======== Records for the task ========
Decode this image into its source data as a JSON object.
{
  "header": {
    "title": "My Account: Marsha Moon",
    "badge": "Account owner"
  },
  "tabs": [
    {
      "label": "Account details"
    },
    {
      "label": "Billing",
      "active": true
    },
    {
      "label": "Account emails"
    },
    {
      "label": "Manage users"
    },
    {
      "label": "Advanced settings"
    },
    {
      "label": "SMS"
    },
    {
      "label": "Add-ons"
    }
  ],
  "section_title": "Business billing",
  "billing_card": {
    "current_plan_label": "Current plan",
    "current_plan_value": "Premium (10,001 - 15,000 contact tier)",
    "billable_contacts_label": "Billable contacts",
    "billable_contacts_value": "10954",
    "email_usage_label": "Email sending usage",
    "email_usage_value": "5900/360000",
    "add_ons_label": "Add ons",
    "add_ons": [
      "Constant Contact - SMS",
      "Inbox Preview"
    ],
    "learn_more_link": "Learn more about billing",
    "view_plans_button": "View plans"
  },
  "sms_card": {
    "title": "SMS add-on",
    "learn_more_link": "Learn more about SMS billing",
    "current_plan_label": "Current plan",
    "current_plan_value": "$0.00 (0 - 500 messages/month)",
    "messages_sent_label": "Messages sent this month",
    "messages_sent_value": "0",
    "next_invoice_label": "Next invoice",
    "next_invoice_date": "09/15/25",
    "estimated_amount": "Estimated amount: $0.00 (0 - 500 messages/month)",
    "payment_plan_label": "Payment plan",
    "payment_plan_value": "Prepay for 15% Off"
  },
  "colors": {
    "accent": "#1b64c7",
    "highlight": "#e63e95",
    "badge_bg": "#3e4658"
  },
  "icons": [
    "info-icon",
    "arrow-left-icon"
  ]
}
========
* Request
Output the full listing without altering anything.

* Answer in full
Decode this image into its source data as a JSON object.
{
  "header": {
    "title": "My Account: Marsha Moon",
    "badge": "Account owner"
  },
  "tabs": [
    {
      "label": "Account details"
    },
    {
      "label": "Billing",
      "active": true
    },
    {
      "label": "Account emails"
    },
    {
      "label": "Manage users"
    },
    {
      "label": "Advanced settings"
    },
    {
      "label": "SMS"
    },
    {
      "label": "Add-ons"
    }
  ],
  "section_title": "Business billing",
  "billing_card": {
    "current_plan_label": "Current plan",
    "current_plan_value": "Premium (10,001 - 15,000 contact tier)",
    "billable_contacts_label": "Billable contacts",
    "billable_contacts_value": "10954",
    "email_usage_label": "Email sending usage",
    "email_usage_value": "5900/360000",
    "add_ons_label": "Add ons",
    "add_ons": [
      "Constant Contact - SMS",
      "Inbox Preview"
    ],
    "learn_more_link": "Learn more about billing",
    "view_plans_button": "View plans"
  },
  "sms_card": {
    "title": "SMS add-on",
    "learn_more_link": "Learn more about SMS billing",
    "current_plan_label": "Current plan",
    "current_plan_value": "$0.00 (0 - 500 messages/month)",
    "messages_sent_label": "Messages sent this month",
    "messages_sent_value": "0",
    "next_invoice_label": "Next invoice",
    "next_invoice_date": "09/15/25",
    "estimated_amount": "Estimated amount: $0.00 (0 - 500 messages/month)",
    "payment_plan_label": "Payment plan",
    "payment_plan_value": "Prepay for 15% Off"
  },
  "colors": {
    "accent": "#1b64c7",
    "highlight": "#e63e95",
    "badge_bg": "#3e4658"
  },
  "icons": [
    "info-icon",
    "arrow-left-icon"
  ]
}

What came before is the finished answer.